**Try it**: Leaving out the pictures, output each record exactly as it stands.

[Page transcription entries]
§ §

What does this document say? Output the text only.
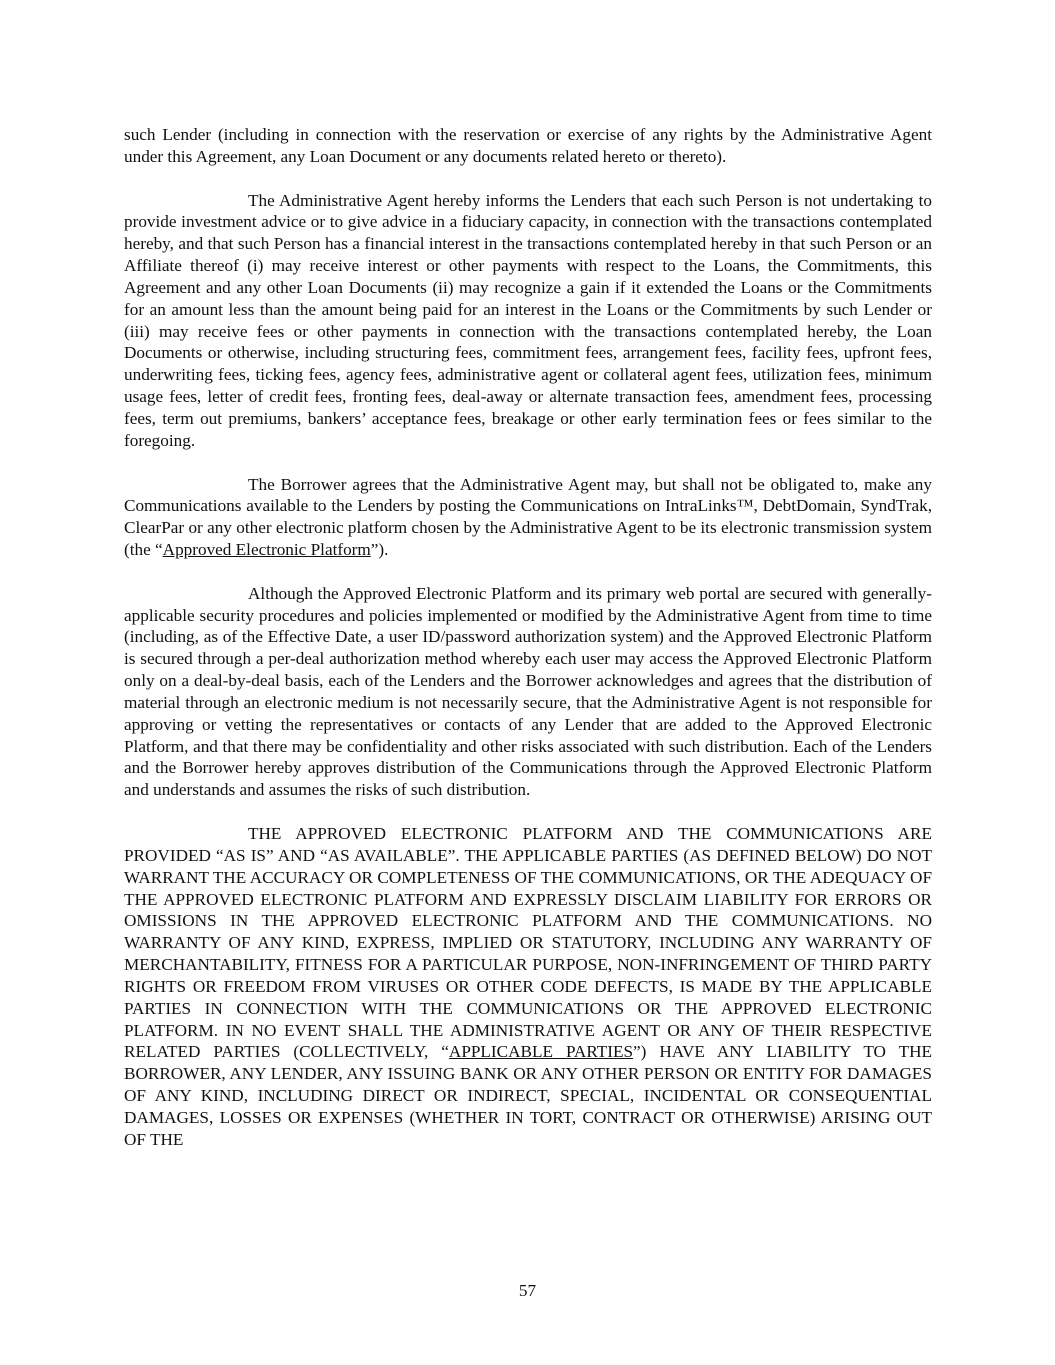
such Lender (including in connection with the reservation or exercise of any rights by the Administrative Agent under this Agreement, any Loan Document or any documents related hereto or thereto).

The Administrative Agent hereby informs the Lenders that each such Person is not undertaking to provide investment advice or to give advice in a fiduciary capacity, in connection with the transactions contemplated hereby, and that such Person has a financial interest in the transactions contemplated hereby in that such Person or an Affiliate thereof (i) may receive interest or other payments with respect to the Loans, the Commitments, this Agreement and any other Loan Documents (ii) may recognize a gain if it extended the Loans or the Commitments for an amount less than the amount being paid for an interest in the Loans or the Commitments by such Lender or (iii) may receive fees or other payments in connection with the transactions contemplated hereby, the Loan Documents or otherwise, including structuring fees, commitment fees, arrangement fees, facility fees, upfront fees, underwriting fees, ticking fees, agency fees, administrative agent or collateral agent fees, utilization fees, minimum usage fees, letter of credit fees, fronting fees, deal-away or alternate transaction fees, amendment fees, processing fees, term out premiums, bankers’ acceptance fees, breakage or other early termination fees or fees similar to the foregoing.

The Borrower agrees that the Administrative Agent may, but shall not be obligated to, make any Communications available to the Lenders by posting the Communications on IntraLinks™, DebtDomain, SyndTrak, ClearPar or any other electronic platform chosen by the Administrative Agent to be its electronic transmission system (the “Approved Electronic Platform”).

Although the Approved Electronic Platform and its primary web portal are secured with generally-applicable security procedures and policies implemented or modified by the Administrative Agent from time to time (including, as of the Effective Date, a user ID/password authorization system) and the Approved Electronic Platform is secured through a per-deal authorization method whereby each user may access the Approved Electronic Platform only on a deal-by-deal basis, each of the Lenders and the Borrower acknowledges and agrees that the distribution of material through an electronic medium is not necessarily secure, that the Administrative Agent is not responsible for approving or vetting the representatives or contacts of any Lender that are added to the Approved Electronic Platform, and that there may be confidentiality and other risks associated with such distribution. Each of the Lenders and the Borrower hereby approves distribution of the Communications through the Approved Electronic Platform and understands and assumes the risks of such distribution.

THE APPROVED ELECTRONIC PLATFORM AND THE COMMUNICATIONS ARE PROVIDED “AS IS” AND “AS AVAILABLE”. THE APPLICABLE PARTIES (AS DEFINED BELOW) DO NOT WARRANT THE ACCURACY OR COMPLETENESS OF THE COMMUNICATIONS, OR THE ADEQUACY OF THE APPROVED ELECTRONIC PLATFORM AND EXPRESSLY DISCLAIM LIABILITY FOR ERRORS OR OMISSIONS IN THE APPROVED ELECTRONIC PLATFORM AND THE COMMUNICATIONS. NO WARRANTY OF ANY KIND, EXPRESS, IMPLIED OR STATUTORY, INCLUDING ANY WARRANTY OF MERCHANTABILITY, FITNESS FOR A PARTICULAR PURPOSE, NON-INFRINGEMENT OF THIRD PARTY RIGHTS OR FREEDOM FROM VIRUSES OR OTHER CODE DEFECTS, IS MADE BY THE APPLICABLE PARTIES IN CONNECTION WITH THE COMMUNICATIONS OR THE APPROVED ELECTRONIC PLATFORM. IN NO EVENT SHALL THE ADMINISTRATIVE AGENT OR ANY OF THEIR RESPECTIVE RELATED PARTIES (COLLECTIVELY, “APPLICABLE PARTIES”) HAVE ANY LIABILITY TO THE BORROWER, ANY LENDER, ANY ISSUING BANK OR ANY OTHER PERSON OR ENTITY FOR DAMAGES OF ANY KIND, INCLUDING DIRECT OR INDIRECT, SPECIAL, INCIDENTAL OR CONSEQUENTIAL DAMAGES, LOSSES OR EXPENSES (WHETHER IN TORT, CONTRACT OR OTHERWISE) ARISING OUT OF THE

57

§ §

**Response**:
What does this document say? Output the text only.
such Lender (including in connection with the reservation or exercise of any rights by the Administrative Agent under this Agreement, any Loan Document or any documents related hereto or thereto).

The Administrative Agent hereby informs the Lenders that each such Person is not undertaking to provide investment advice or to give advice in a fiduciary capacity, in connection with the transactions contemplated hereby, and that such Person has a financial interest in the transactions contemplated hereby in that such Person or an Affiliate thereof (i) may receive interest or other payments with respect to the Loans, the Commitments, this Agreement and any other Loan Documents (ii) may recognize a gain if it extended the Loans or the Commitments for an amount less than the amount being paid for an interest in the Loans or the Commitments by such Lender or (iii) may receive fees or other payments in connection with the transactions contemplated hereby, the Loan Documents or otherwise, including structuring fees, commitment fees, arrangement fees, facility fees, upfront fees, underwriting fees, ticking fees, agency fees, administrative agent or collateral agent fees, utilization fees, minimum usage fees, letter of credit fees, fronting fees, deal-away or alternate transaction fees, amendment fees, processing fees, term out premiums, bankers’ acceptance fees, breakage or other early termination fees or fees similar to the foregoing.

The Borrower agrees that the Administrative Agent may, but shall not be obligated to, make any Communications available to the Lenders by posting the Communications on IntraLinks™, DebtDomain, SyndTrak, ClearPar or any other electronic platform chosen by the Administrative Agent to be its electronic transmission system (the “Approved Electronic Platform”).

Although the Approved Electronic Platform and its primary web portal are secured with generally-applicable security procedures and policies implemented or modified by the Administrative Agent from time to time (including, as of the Effective Date, a user ID/password authorization system) and the Approved Electronic Platform is secured through a per-deal authorization method whereby each user may access the Approved Electronic Platform only on a deal-by-deal basis, each of the Lenders and the Borrower acknowledges and agrees that the distribution of material through an electronic medium is not necessarily secure, that the Administrative Agent is not responsible for approving or vetting the representatives or contacts of any Lender that are added to the Approved Electronic Platform, and that there may be confidentiality and other risks associated with such distribution. Each of the Lenders and the Borrower hereby approves distribution of the Communications through the Approved Electronic Platform and understands and assumes the risks of such distribution.

THE APPROVED ELECTRONIC PLATFORM AND THE COMMUNICATIONS ARE PROVIDED “AS IS” AND “AS AVAILABLE”. THE APPLICABLE PARTIES (AS DEFINED BELOW) DO NOT WARRANT THE ACCURACY OR COMPLETENESS OF THE COMMUNICATIONS, OR THE ADEQUACY OF THE APPROVED ELECTRONIC PLATFORM AND EXPRESSLY DISCLAIM LIABILITY FOR ERRORS OR OMISSIONS IN THE APPROVED ELECTRONIC PLATFORM AND THE COMMUNICATIONS. NO WARRANTY OF ANY KIND, EXPRESS, IMPLIED OR STATUTORY, INCLUDING ANY WARRANTY OF MERCHANTABILITY, FITNESS FOR A PARTICULAR PURPOSE, NON-INFRINGEMENT OF THIRD PARTY RIGHTS OR FREEDOM FROM VIRUSES OR OTHER CODE DEFECTS, IS MADE BY THE APPLICABLE PARTIES IN CONNECTION WITH THE COMMUNICATIONS OR THE APPROVED ELECTRONIC PLATFORM. IN NO EVENT SHALL THE ADMINISTRATIVE AGENT OR ANY OF THEIR RESPECTIVE RELATED PARTIES (COLLECTIVELY, “APPLICABLE PARTIES”) HAVE ANY LIABILITY TO THE BORROWER, ANY LENDER, ANY ISSUING BANK OR ANY OTHER PERSON OR ENTITY FOR DAMAGES OF ANY KIND, INCLUDING DIRECT OR INDIRECT, SPECIAL, INCIDENTAL OR CONSEQUENTIAL DAMAGES, LOSSES OR EXPENSES (WHETHER IN TORT, CONTRACT OR OTHERWISE) ARISING OUT OF THE

57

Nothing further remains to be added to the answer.